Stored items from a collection
^^^^^^^^

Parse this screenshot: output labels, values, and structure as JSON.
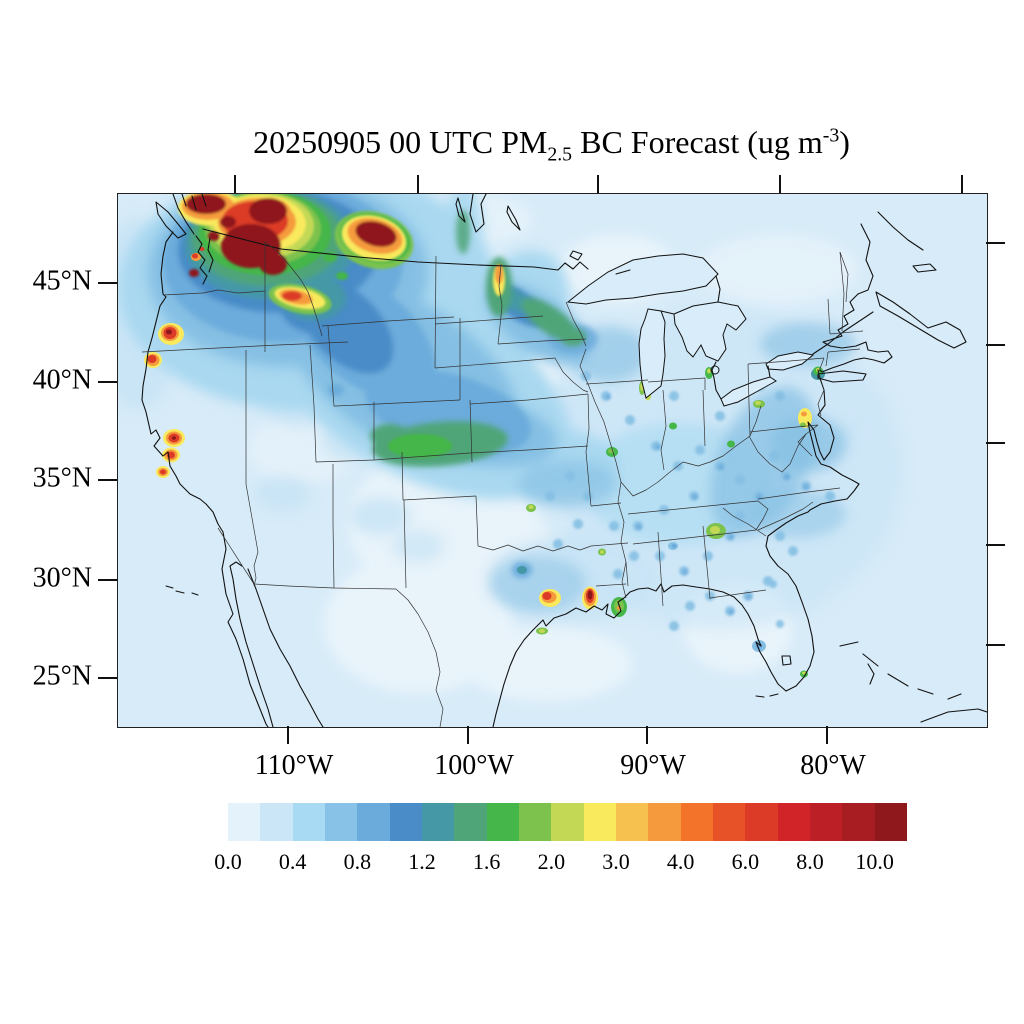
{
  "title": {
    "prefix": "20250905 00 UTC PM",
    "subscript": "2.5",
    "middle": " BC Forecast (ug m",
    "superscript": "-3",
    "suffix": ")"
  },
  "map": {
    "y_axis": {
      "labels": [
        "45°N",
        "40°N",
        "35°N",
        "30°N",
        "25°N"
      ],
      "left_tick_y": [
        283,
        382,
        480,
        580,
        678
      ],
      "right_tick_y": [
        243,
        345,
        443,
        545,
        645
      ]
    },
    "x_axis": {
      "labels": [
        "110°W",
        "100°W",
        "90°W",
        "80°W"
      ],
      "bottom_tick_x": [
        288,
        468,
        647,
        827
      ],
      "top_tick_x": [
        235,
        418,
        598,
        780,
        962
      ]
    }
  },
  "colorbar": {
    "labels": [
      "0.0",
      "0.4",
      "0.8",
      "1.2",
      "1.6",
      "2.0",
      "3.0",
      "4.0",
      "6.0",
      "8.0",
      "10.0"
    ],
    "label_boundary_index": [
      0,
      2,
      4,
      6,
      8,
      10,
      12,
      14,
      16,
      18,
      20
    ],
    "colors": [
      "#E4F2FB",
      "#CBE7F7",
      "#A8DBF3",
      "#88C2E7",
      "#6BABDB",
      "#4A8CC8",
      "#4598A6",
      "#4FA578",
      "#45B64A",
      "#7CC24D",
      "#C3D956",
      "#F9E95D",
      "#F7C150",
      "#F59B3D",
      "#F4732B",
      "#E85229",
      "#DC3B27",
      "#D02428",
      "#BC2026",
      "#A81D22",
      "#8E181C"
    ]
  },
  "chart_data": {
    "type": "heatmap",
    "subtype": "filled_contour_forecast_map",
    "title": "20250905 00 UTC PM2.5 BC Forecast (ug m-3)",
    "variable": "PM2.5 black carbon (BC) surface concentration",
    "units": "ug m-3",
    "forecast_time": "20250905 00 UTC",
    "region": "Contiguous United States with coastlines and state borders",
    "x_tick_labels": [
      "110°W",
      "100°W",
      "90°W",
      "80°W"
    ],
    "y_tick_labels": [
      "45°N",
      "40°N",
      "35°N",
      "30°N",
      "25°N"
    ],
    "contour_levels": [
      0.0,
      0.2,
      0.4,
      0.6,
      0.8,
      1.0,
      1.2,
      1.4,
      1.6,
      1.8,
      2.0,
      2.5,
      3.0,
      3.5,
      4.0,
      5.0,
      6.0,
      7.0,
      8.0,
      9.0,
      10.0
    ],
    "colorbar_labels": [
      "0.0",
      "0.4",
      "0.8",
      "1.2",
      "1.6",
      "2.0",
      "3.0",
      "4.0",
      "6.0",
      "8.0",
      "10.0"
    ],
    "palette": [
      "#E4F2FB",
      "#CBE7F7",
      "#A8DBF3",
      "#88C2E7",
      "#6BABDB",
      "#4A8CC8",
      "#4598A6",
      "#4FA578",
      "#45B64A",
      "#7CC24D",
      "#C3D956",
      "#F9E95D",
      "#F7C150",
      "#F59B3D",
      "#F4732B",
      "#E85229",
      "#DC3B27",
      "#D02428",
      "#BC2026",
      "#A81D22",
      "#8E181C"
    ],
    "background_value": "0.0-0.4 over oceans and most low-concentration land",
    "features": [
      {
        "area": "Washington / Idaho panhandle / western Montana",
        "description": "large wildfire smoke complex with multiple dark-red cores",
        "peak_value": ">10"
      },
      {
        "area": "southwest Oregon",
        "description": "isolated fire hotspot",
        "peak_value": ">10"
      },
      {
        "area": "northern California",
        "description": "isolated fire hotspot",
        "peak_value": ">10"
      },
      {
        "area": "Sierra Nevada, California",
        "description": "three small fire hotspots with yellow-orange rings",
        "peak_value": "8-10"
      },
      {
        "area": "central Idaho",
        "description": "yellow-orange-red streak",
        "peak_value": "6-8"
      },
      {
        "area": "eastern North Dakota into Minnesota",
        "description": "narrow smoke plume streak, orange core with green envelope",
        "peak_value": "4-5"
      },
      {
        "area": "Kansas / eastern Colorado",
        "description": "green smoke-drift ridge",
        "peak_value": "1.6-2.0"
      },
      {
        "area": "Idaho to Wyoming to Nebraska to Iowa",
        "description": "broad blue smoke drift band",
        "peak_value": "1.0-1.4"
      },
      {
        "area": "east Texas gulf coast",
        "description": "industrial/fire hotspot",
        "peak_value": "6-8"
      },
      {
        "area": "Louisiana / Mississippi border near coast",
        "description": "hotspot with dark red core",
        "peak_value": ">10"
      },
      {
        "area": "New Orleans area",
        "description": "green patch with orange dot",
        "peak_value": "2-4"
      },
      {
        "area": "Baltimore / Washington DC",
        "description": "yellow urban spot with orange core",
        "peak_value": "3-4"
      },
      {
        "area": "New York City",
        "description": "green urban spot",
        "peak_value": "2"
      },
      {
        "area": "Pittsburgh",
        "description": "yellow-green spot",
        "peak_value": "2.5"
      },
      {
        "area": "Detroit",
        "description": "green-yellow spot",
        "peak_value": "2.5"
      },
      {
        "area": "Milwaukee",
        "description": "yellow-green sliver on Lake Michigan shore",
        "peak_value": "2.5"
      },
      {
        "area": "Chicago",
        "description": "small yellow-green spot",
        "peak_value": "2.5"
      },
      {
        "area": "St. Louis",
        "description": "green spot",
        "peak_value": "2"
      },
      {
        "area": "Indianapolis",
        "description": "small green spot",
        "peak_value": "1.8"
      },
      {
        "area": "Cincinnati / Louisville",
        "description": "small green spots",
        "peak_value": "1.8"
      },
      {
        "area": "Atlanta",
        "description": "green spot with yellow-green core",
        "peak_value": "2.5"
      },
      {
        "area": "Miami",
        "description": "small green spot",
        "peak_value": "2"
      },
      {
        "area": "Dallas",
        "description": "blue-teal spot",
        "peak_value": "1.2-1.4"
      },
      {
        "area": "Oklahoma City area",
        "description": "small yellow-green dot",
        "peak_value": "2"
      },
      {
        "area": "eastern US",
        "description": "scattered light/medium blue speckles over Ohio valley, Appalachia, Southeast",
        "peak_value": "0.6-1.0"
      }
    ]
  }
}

^^^^^^^^

- **TASK TO COMPLETE**
Copy the listing word for word, excluding its pictures.

- **TASK ANSWER**
Parse this screenshot: output labels, values, and structure as JSON.
{
  "title": {
    "prefix": "20250905 00 UTC PM",
    "subscript": "2.5",
    "middle": " BC Forecast (ug m",
    "superscript": "-3",
    "suffix": ")"
  },
  "map": {
    "y_axis": {
      "labels": [
        "45°N",
        "40°N",
        "35°N",
        "30°N",
        "25°N"
      ],
      "left_tick_y": [
        283,
        382,
        480,
        580,
        678
      ],
      "right_tick_y": [
        243,
        345,
        443,
        545,
        645
      ]
    },
    "x_axis": {
      "labels": [
        "110°W",
        "100°W",
        "90°W",
        "80°W"
      ],
      "bottom_tick_x": [
        288,
        468,
        647,
        827
      ],
      "top_tick_x": [
        235,
        418,
        598,
        780,
        962
      ]
    }
  },
  "colorbar": {
    "labels": [
      "0.0",
      "0.4",
      "0.8",
      "1.2",
      "1.6",
      "2.0",
      "3.0",
      "4.0",
      "6.0",
      "8.0",
      "10.0"
    ],
    "label_boundary_index": [
      0,
      2,
      4,
      6,
      8,
      10,
      12,
      14,
      16,
      18,
      20
    ],
    "colors": [
      "#E4F2FB",
      "#CBE7F7",
      "#A8DBF3",
      "#88C2E7",
      "#6BABDB",
      "#4A8CC8",
      "#4598A6",
      "#4FA578",
      "#45B64A",
      "#7CC24D",
      "#C3D956",
      "#F9E95D",
      "#F7C150",
      "#F59B3D",
      "#F4732B",
      "#E85229",
      "#DC3B27",
      "#D02428",
      "#BC2026",
      "#A81D22",
      "#8E181C"
    ]
  },
  "chart_data": {
    "type": "heatmap",
    "subtype": "filled_contour_forecast_map",
    "title": "20250905 00 UTC PM2.5 BC Forecast (ug m-3)",
    "variable": "PM2.5 black carbon (BC) surface concentration",
    "units": "ug m-3",
    "forecast_time": "20250905 00 UTC",
    "region": "Contiguous United States with coastlines and state borders",
    "x_tick_labels": [
      "110°W",
      "100°W",
      "90°W",
      "80°W"
    ],
    "y_tick_labels": [
      "45°N",
      "40°N",
      "35°N",
      "30°N",
      "25°N"
    ],
    "contour_levels": [
      0.0,
      0.2,
      0.4,
      0.6,
      0.8,
      1.0,
      1.2,
      1.4,
      1.6,
      1.8,
      2.0,
      2.5,
      3.0,
      3.5,
      4.0,
      5.0,
      6.0,
      7.0,
      8.0,
      9.0,
      10.0
    ],
    "colorbar_labels": [
      "0.0",
      "0.4",
      "0.8",
      "1.2",
      "1.6",
      "2.0",
      "3.0",
      "4.0",
      "6.0",
      "8.0",
      "10.0"
    ],
    "palette": [
      "#E4F2FB",
      "#CBE7F7",
      "#A8DBF3",
      "#88C2E7",
      "#6BABDB",
      "#4A8CC8",
      "#4598A6",
      "#4FA578",
      "#45B64A",
      "#7CC24D",
      "#C3D956",
      "#F9E95D",
      "#F7C150",
      "#F59B3D",
      "#F4732B",
      "#E85229",
      "#DC3B27",
      "#D02428",
      "#BC2026",
      "#A81D22",
      "#8E181C"
    ],
    "background_value": "0.0-0.4 over oceans and most low-concentration land",
    "features": [
      {
        "area": "Washington / Idaho panhandle / western Montana",
        "description": "large wildfire smoke complex with multiple dark-red cores",
        "peak_value": ">10"
      },
      {
        "area": "southwest Oregon",
        "description": "isolated fire hotspot",
        "peak_value": ">10"
      },
      {
        "area": "northern California",
        "description": "isolated fire hotspot",
        "peak_value": ">10"
      },
      {
        "area": "Sierra Nevada, California",
        "description": "three small fire hotspots with yellow-orange rings",
        "peak_value": "8-10"
      },
      {
        "area": "central Idaho",
        "description": "yellow-orange-red streak",
        "peak_value": "6-8"
      },
      {
        "area": "eastern North Dakota into Minnesota",
        "description": "narrow smoke plume streak, orange core with green envelope",
        "peak_value": "4-5"
      },
      {
        "area": "Kansas / eastern Colorado",
        "description": "green smoke-drift ridge",
        "peak_value": "1.6-2.0"
      },
      {
        "area": "Idaho to Wyoming to Nebraska to Iowa",
        "description": "broad blue smoke drift band",
        "peak_value": "1.0-1.4"
      },
      {
        "area": "east Texas gulf coast",
        "description": "industrial/fire hotspot",
        "peak_value": "6-8"
      },
      {
        "area": "Louisiana / Mississippi border near coast",
        "description": "hotspot with dark red core",
        "peak_value": ">10"
      },
      {
        "area": "New Orleans area",
        "description": "green patch with orange dot",
        "peak_value": "2-4"
      },
      {
        "area": "Baltimore / Washington DC",
        "description": "yellow urban spot with orange core",
        "peak_value": "3-4"
      },
      {
        "area": "New York City",
        "description": "green urban spot",
        "peak_value": "2"
      },
      {
        "area": "Pittsburgh",
        "description": "yellow-green spot",
        "peak_value": "2.5"
      },
      {
        "area": "Detroit",
        "description": "green-yellow spot",
        "peak_value": "2.5"
      },
      {
        "area": "Milwaukee",
        "description": "yellow-green sliver on Lake Michigan shore",
        "peak_value": "2.5"
      },
      {
        "area": "Chicago",
        "description": "small yellow-green spot",
        "peak_value": "2.5"
      },
      {
        "area": "St. Louis",
        "description": "green spot",
        "peak_value": "2"
      },
      {
        "area": "Indianapolis",
        "description": "small green spot",
        "peak_value": "1.8"
      },
      {
        "area": "Cincinnati / Louisville",
        "description": "small green spots",
        "peak_value": "1.8"
      },
      {
        "area": "Atlanta",
        "description": "green spot with yellow-green core",
        "peak_value": "2.5"
      },
      {
        "area": "Miami",
        "description": "small green spot",
        "peak_value": "2"
      },
      {
        "area": "Dallas",
        "description": "blue-teal spot",
        "peak_value": "1.2-1.4"
      },
      {
        "area": "Oklahoma City area",
        "description": "small yellow-green dot",
        "peak_value": "2"
      },
      {
        "area": "eastern US",
        "description": "scattered light/medium blue speckles over Ohio valley, Appalachia, Southeast",
        "peak_value": "0.6-1.0"
      }
    ]
  }
}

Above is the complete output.